§ **SHORT PROBLEM**: Extract all of the entries and set them down verbatim.

§ **EXCERPTED RECORDS**:
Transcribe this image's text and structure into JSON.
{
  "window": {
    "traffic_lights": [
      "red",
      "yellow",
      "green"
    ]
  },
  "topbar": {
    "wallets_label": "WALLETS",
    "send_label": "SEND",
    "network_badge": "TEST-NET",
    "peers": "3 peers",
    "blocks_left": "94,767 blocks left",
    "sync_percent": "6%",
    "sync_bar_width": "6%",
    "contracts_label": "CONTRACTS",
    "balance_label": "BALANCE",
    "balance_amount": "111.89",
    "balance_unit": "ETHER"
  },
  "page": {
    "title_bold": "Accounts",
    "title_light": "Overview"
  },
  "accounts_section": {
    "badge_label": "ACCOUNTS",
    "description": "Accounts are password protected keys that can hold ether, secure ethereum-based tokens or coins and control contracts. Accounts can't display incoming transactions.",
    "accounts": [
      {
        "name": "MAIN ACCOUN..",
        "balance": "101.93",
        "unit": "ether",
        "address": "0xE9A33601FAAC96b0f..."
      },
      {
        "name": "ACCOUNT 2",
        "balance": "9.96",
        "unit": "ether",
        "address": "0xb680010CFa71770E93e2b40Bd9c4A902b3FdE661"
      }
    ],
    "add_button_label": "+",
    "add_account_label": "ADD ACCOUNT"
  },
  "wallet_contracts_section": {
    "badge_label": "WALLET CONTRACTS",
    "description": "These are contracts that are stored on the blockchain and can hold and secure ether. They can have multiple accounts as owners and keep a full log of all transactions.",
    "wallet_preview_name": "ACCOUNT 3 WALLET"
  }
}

§ **PROBLEM SOLUTION**:
Transcribe this image's text and structure into JSON.
{
  "window": {
    "traffic_lights": [
      "red",
      "yellow",
      "green"
    ]
  },
  "topbar": {
    "wallets_label": "WALLETS",
    "send_label": "SEND",
    "network_badge": "TEST-NET",
    "peers": "3 peers",
    "blocks_left": "94,767 blocks left",
    "sync_percent": "6%",
    "sync_bar_width": "6%",
    "contracts_label": "CONTRACTS",
    "balance_label": "BALANCE",
    "balance_amount": "111.89",
    "balance_unit": "ETHER"
  },
  "page": {
    "title_bold": "Accounts",
    "title_light": "Overview"
  },
  "accounts_section": {
    "badge_label": "ACCOUNTS",
    "description": "Accounts are password protected keys that can hold ether, secure ethereum-based tokens or coins and control contracts. Accounts can't display incoming transactions.",
    "accounts": [
      {
        "name": "MAIN ACCOUN..",
        "balance": "101.93",
        "unit": "ether",
        "address": "0xE9A33601FAAC96b0f..."
      },
      {
        "name": "ACCOUNT 2",
        "balance": "9.96",
        "unit": "ether",
        "address": "0xb680010CFa71770E93e2b40Bd9c4A902b3FdE661"
      }
    ],
    "add_button_label": "+",
    "add_account_label": "ADD ACCOUNT"
  },
  "wallet_contracts_section": {
    "badge_label": "WALLET CONTRACTS",
    "description": "These are contracts that are stored on the blockchain and can hold and secure ether. They can have multiple accounts as owners and keep a full log of all transactions.",
    "wallet_preview_name": "ACCOUNT 3 WALLET"
  }
}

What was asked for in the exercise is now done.